>> START Supplied information

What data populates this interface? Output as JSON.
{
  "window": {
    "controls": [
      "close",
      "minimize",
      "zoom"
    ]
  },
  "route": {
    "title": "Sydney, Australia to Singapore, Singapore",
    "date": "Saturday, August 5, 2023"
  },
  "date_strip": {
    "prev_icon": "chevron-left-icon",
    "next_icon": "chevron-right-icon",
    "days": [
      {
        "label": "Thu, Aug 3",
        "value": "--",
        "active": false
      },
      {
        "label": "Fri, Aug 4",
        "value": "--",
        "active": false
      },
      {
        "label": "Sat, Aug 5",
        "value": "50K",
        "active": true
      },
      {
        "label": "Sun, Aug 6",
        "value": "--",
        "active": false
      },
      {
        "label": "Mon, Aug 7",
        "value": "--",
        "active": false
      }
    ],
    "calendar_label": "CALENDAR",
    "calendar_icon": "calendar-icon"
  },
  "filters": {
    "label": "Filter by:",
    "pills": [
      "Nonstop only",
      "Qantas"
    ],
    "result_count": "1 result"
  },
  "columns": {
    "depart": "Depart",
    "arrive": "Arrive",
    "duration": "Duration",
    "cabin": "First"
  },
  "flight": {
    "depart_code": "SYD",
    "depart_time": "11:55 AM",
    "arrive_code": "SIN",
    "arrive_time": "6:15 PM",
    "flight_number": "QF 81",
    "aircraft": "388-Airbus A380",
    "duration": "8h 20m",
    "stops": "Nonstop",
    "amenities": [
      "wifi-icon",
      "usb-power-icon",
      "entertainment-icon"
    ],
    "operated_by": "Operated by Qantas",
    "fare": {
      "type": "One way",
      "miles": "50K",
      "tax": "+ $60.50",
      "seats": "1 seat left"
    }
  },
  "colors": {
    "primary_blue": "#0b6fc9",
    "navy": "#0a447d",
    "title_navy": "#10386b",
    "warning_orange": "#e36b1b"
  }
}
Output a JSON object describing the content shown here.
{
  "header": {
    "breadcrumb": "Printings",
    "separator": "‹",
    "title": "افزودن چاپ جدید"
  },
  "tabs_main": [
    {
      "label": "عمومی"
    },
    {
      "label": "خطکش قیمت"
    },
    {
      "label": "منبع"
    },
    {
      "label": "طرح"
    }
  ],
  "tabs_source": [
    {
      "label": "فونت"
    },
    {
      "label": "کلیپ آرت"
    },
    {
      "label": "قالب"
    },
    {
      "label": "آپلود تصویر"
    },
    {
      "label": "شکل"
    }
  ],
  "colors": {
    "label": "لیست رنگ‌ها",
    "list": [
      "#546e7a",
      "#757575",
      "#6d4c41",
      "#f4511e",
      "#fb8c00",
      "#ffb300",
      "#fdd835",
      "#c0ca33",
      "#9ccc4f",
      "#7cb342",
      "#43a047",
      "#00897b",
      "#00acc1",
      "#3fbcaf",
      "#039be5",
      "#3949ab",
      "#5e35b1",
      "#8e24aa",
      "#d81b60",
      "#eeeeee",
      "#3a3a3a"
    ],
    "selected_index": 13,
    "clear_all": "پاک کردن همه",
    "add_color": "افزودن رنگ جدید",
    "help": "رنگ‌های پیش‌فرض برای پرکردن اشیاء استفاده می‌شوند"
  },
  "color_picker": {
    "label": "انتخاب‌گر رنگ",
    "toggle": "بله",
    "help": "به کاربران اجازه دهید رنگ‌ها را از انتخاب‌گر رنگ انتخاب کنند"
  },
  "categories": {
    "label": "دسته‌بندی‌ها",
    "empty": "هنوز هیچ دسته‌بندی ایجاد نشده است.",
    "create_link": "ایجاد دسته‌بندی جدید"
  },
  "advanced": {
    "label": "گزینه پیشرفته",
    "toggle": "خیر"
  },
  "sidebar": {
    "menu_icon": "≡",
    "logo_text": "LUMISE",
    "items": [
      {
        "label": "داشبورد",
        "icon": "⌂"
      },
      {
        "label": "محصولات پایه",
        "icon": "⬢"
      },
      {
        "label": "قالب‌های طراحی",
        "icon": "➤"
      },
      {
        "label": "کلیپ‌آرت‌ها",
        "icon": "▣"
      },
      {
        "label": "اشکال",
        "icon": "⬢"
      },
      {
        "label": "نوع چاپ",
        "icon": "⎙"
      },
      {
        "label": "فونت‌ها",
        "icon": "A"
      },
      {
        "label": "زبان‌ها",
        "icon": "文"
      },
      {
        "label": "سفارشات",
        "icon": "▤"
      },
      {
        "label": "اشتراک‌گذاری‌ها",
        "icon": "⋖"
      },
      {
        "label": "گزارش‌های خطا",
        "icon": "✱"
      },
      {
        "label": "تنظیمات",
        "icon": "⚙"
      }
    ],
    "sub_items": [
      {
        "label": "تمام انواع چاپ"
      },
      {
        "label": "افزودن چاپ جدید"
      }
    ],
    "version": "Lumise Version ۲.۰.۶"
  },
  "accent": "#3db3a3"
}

>> END Supplied information

[Required work] Copy all lines above containing the string "ایجاد".

[Problem solution]
    "empty": "هنوز هیچ دسته‌بندی ایجاد نشده است.",
    "create_link": "ایجاد دسته‌بندی جدید"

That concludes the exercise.